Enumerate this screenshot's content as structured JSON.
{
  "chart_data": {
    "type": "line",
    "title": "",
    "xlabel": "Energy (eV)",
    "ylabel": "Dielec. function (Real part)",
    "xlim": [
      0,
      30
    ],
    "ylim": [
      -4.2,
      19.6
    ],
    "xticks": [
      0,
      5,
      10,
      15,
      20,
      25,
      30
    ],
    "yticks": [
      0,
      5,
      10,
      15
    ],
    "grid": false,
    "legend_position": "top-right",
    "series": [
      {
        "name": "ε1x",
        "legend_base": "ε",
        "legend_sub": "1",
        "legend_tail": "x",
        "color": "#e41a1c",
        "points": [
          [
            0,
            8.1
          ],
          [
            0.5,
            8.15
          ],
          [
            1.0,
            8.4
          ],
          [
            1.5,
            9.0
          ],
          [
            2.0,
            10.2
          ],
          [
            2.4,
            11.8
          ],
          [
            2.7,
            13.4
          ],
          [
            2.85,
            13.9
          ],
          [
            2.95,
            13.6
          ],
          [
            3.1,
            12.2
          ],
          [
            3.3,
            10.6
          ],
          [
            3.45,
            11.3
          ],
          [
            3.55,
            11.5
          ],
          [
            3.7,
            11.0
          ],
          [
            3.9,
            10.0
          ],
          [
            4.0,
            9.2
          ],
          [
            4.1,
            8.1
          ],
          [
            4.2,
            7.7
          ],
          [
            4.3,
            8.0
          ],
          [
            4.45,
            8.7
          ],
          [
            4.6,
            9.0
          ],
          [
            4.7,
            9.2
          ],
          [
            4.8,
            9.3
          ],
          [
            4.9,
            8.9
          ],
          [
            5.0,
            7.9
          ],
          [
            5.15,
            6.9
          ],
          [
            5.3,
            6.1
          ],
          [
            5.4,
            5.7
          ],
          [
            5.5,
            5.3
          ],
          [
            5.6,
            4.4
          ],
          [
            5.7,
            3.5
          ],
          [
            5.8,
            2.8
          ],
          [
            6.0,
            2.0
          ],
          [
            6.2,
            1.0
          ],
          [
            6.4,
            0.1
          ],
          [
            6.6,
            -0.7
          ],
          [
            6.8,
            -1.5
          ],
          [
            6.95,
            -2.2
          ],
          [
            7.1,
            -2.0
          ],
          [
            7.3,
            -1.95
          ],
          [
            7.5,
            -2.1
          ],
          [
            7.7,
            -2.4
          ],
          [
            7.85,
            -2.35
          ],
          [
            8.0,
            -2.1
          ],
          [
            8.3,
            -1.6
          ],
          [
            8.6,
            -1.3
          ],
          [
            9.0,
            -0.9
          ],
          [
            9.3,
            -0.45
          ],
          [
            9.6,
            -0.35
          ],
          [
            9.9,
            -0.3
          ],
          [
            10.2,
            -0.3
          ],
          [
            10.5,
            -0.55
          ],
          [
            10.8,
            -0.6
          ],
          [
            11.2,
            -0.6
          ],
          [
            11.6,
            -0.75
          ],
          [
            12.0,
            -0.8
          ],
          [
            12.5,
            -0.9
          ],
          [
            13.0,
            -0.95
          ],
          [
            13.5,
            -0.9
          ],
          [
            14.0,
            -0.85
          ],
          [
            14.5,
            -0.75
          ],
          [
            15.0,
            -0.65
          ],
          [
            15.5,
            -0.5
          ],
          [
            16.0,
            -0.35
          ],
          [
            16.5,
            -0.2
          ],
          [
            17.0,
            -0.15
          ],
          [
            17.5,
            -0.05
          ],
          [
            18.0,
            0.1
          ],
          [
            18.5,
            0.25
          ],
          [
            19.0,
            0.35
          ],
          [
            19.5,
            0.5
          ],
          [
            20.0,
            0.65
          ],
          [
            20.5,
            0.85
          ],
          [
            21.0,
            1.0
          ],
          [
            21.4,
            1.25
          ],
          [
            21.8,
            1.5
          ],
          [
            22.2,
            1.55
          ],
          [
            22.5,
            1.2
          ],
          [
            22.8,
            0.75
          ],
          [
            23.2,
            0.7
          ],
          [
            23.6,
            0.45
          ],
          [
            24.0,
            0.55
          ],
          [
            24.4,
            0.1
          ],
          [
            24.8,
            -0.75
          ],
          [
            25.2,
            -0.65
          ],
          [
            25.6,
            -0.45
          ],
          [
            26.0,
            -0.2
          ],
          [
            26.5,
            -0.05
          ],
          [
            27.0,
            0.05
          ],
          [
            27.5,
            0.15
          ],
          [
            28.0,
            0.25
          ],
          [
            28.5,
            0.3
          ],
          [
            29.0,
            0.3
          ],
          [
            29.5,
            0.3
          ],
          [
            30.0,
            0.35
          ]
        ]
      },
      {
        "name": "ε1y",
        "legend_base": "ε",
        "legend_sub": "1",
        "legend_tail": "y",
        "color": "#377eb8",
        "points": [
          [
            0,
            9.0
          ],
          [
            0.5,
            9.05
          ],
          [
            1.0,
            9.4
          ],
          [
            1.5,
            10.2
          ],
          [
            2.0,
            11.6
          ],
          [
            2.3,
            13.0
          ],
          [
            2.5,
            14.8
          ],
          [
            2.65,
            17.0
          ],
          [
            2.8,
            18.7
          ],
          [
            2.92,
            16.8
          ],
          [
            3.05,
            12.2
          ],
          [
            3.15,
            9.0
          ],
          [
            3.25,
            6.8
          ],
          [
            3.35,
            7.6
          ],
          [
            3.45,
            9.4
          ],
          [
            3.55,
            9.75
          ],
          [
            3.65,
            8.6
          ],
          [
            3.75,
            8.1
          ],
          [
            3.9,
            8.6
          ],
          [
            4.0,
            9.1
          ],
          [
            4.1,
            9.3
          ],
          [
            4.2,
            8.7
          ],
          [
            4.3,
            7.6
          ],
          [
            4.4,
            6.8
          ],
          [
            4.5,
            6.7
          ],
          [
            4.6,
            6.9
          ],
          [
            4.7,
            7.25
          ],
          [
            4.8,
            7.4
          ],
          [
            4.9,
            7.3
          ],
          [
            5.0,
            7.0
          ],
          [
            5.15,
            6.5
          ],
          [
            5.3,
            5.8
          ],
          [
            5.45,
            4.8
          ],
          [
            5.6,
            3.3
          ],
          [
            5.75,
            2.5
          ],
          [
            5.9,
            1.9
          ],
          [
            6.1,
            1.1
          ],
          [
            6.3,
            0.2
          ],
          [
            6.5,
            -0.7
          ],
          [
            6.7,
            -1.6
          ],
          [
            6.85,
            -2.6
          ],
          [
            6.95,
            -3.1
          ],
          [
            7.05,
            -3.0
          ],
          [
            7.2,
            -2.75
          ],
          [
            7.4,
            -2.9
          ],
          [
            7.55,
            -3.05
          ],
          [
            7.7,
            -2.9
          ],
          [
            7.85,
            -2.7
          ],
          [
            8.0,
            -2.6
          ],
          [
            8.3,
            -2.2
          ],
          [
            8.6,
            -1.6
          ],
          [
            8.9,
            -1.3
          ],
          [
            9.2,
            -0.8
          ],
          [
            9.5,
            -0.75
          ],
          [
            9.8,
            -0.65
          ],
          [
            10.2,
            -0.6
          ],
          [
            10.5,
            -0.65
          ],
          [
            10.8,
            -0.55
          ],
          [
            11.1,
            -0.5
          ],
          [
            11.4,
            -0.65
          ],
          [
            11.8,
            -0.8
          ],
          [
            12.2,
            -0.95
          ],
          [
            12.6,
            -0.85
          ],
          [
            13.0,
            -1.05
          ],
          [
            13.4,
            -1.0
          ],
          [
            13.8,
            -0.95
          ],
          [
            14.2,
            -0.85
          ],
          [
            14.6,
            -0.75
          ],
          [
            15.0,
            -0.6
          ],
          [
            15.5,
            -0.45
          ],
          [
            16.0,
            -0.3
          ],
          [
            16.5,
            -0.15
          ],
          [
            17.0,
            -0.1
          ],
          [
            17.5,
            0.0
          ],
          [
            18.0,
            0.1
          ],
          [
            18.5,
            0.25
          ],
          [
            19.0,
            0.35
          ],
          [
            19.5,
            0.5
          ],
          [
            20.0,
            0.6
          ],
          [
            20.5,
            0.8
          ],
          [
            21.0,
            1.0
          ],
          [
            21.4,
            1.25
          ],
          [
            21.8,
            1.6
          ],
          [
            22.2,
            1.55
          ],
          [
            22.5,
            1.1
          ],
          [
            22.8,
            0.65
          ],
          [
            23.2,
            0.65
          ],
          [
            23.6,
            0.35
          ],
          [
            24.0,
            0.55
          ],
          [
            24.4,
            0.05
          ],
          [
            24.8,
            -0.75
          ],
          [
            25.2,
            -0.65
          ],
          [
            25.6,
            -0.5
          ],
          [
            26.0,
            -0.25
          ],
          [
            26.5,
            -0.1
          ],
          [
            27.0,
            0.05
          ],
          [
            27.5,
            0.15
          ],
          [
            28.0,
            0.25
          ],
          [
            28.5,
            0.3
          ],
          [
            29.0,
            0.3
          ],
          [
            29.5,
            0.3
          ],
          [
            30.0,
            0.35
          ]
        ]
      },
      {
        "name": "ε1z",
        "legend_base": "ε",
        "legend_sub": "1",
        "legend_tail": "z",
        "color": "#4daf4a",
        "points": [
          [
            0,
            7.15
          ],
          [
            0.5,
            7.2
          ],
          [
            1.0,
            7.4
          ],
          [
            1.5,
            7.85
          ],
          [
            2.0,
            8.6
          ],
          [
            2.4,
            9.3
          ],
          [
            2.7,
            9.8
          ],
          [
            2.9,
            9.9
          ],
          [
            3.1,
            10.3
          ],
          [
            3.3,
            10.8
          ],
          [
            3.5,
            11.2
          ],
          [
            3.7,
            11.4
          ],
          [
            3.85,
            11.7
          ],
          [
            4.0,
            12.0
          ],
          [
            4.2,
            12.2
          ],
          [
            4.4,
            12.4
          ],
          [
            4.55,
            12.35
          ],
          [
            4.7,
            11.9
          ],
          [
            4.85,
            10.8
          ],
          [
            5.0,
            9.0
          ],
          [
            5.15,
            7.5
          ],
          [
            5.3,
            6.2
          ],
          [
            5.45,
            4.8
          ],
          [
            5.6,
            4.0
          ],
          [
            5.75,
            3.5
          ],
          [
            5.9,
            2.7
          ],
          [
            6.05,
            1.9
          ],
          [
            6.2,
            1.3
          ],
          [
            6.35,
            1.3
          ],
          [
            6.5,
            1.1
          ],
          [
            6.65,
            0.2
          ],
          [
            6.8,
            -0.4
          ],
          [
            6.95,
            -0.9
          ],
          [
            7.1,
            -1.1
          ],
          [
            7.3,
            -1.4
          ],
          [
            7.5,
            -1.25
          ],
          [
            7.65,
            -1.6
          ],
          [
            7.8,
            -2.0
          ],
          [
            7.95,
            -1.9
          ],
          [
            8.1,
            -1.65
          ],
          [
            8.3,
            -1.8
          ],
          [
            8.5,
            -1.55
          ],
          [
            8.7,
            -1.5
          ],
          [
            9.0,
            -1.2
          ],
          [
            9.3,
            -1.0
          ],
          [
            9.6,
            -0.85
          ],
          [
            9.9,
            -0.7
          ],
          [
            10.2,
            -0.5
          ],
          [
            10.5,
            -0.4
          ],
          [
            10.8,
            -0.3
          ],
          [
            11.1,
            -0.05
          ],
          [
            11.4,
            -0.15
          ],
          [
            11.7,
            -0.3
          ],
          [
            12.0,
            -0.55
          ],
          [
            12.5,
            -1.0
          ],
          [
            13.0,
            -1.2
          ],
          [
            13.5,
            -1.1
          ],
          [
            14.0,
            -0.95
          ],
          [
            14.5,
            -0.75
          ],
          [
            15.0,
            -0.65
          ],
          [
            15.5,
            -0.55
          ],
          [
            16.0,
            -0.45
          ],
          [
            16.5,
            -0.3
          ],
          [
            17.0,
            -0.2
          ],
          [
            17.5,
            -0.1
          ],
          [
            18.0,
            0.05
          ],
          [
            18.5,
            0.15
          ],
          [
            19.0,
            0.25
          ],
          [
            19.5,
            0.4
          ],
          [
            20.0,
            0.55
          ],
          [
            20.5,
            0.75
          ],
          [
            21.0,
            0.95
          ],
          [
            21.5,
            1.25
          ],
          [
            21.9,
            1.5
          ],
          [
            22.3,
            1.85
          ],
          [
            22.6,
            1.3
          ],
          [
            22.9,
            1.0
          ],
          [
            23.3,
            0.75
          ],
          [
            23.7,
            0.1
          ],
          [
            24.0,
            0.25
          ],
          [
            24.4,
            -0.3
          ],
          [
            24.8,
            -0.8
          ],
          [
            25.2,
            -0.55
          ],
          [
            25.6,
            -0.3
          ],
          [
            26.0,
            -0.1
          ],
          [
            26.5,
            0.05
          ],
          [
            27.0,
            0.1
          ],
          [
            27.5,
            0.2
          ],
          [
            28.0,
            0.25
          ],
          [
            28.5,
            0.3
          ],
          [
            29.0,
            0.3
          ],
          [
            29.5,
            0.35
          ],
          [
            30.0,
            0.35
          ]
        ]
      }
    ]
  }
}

WHAT THE EXERCISE ASKS
Search the entries for the word "color" and pick out every line that holds it.

IN RESPONSE
        "color": "#e41a1c",
        "color": "#377eb8",
        "color": "#4daf4a",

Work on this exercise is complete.